WHAT YOU HAVE TO DO: Find each line in the following listing that has the string "média", then state the count and nothing else.

EXCERPTED DATA:
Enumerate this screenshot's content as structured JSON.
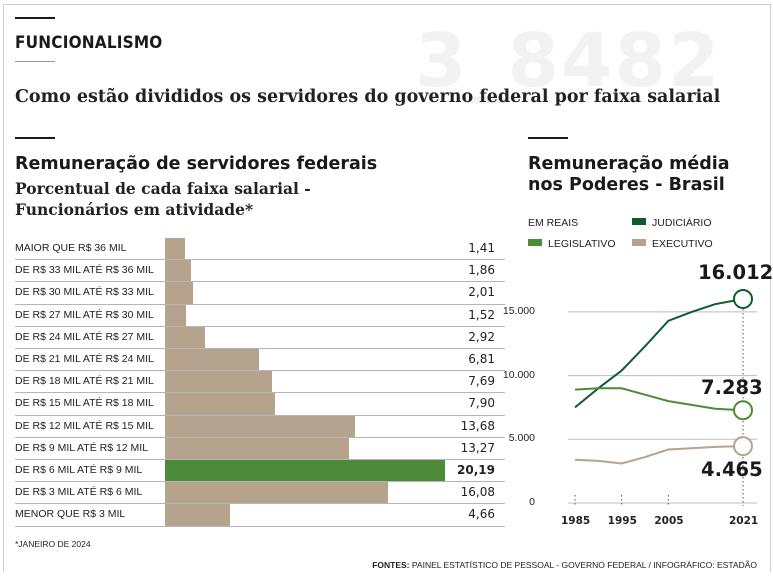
{
  "header": {
    "section_tag": "FUNCIONALISMO",
    "watermark": "3_8482",
    "subtitle": "Como estão divididos os servidores do governo federal por faixa salarial"
  },
  "left_panel": {
    "title": "Remuneração de servidores federais",
    "subtitle_line1": "Porcentual de cada faixa salarial -",
    "subtitle_line2": "Funcionários em atividade*"
  },
  "right_panel": {
    "title_line1": "Remuneração média",
    "title_line2": "nos Poderes - Brasil"
  },
  "footnote": "*JANEIRO DE 2024",
  "sources": {
    "label": "FONTES:",
    "text": "PAINEL ESTATÍSTICO DE PESSOAL - GOVERNO FEDERAL / INFOGRÁFICO: ESTADÃO"
  },
  "colors": {
    "bar": "#b5a38e",
    "bar_highlight": "#4d8b3a",
    "judiciario": "#0f5b2e",
    "legislativo": "#4d8b3a",
    "executivo": "#b5a38e"
  },
  "chart_data": [
    {
      "type": "bar",
      "orientation": "horizontal",
      "title": "Remuneração de servidores federais",
      "subtitle": "Porcentual de cada faixa salarial - Funcionários em atividade*",
      "categories": [
        "MAIOR QUE R$ 36 MIL",
        "DE R$ 33 MIL ATÉ R$ 36 MIL",
        "DE R$ 30 MIL ATÉ R$ 33 MIL",
        "DE R$ 27 MIL ATÉ R$ 30 MIL",
        "DE R$ 24 MIL ATÉ R$ 27 MIL",
        "DE R$ 21 MIL ATÉ R$ 24 MIL",
        "DE R$ 18 MIL ATÉ R$ 21 MIL",
        "DE R$ 15 MIL ATÉ R$ 18 MIL",
        "DE R$ 12 MIL ATÉ R$ 15 MIL",
        "DE R$ 9 MIL ATÉ R$ 12 MIL",
        "DE R$ 6 MIL ATÉ R$ 9 MIL",
        "DE R$ 3 MIL ATÉ R$ 6 MIL",
        "MENOR QUE R$ 3 MIL"
      ],
      "values": [
        1.41,
        1.86,
        2.01,
        1.52,
        2.92,
        6.81,
        7.69,
        7.9,
        13.68,
        13.27,
        20.19,
        16.08,
        4.66
      ],
      "value_labels": [
        "1,41",
        "1,86",
        "2,01",
        "1,52",
        "2,92",
        "6,81",
        "7,69",
        "7,90",
        "13,68",
        "13,27",
        "20,19",
        "16,08",
        "4,66"
      ],
      "highlight_category": "DE R$ 6 MIL ATÉ R$ 9 MIL",
      "xlim": [
        0,
        20.19
      ]
    },
    {
      "type": "line",
      "title": "Remuneração média nos Poderes - Brasil",
      "unit_label": "EM REAIS",
      "x": [
        1985,
        1990,
        1995,
        2000,
        2005,
        2010,
        2015,
        2021
      ],
      "x_tick_labels": [
        "1985",
        "1995",
        "2005",
        "2021"
      ],
      "ylim": [
        0,
        17500
      ],
      "y_ticks": [
        0,
        5000,
        10000,
        15000
      ],
      "y_tick_labels": [
        "0",
        "5.000",
        "10.000",
        "15.000"
      ],
      "series": [
        {
          "name": "JUDICIÁRIO",
          "color": "#0f5b2e",
          "values": [
            7500,
            9000,
            10400,
            12300,
            14300,
            15000,
            15600,
            16012
          ],
          "end_label": "16.012"
        },
        {
          "name": "LEGISLATIVO",
          "color": "#4d8b3a",
          "values": [
            8900,
            9000,
            9000,
            8500,
            8000,
            7700,
            7400,
            7283
          ],
          "end_label": "7.283"
        },
        {
          "name": "EXECUTIVO",
          "color": "#b5a38e",
          "values": [
            3400,
            3300,
            3100,
            3600,
            4200,
            4300,
            4400,
            4465
          ],
          "end_label": "4.465"
        }
      ]
    }
  ]
}
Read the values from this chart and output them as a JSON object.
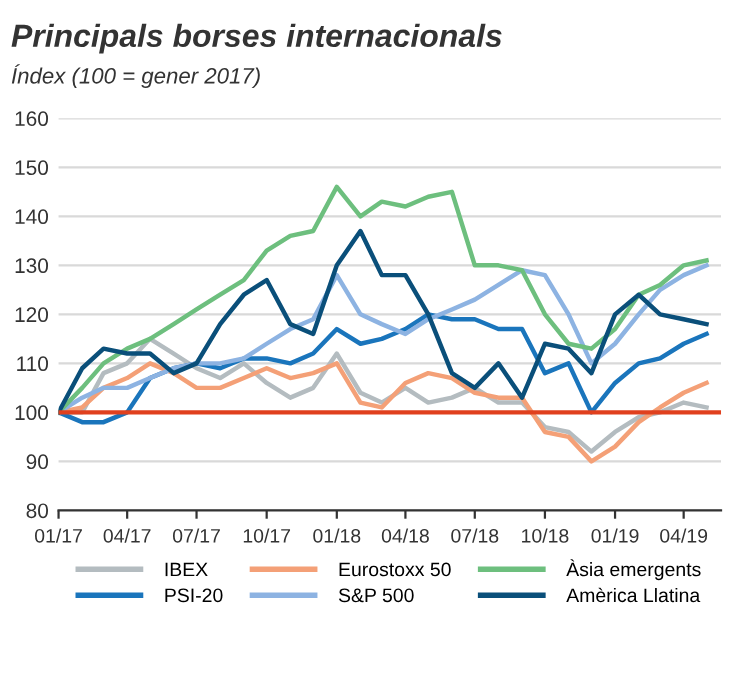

CORRECT RESPONSE: 2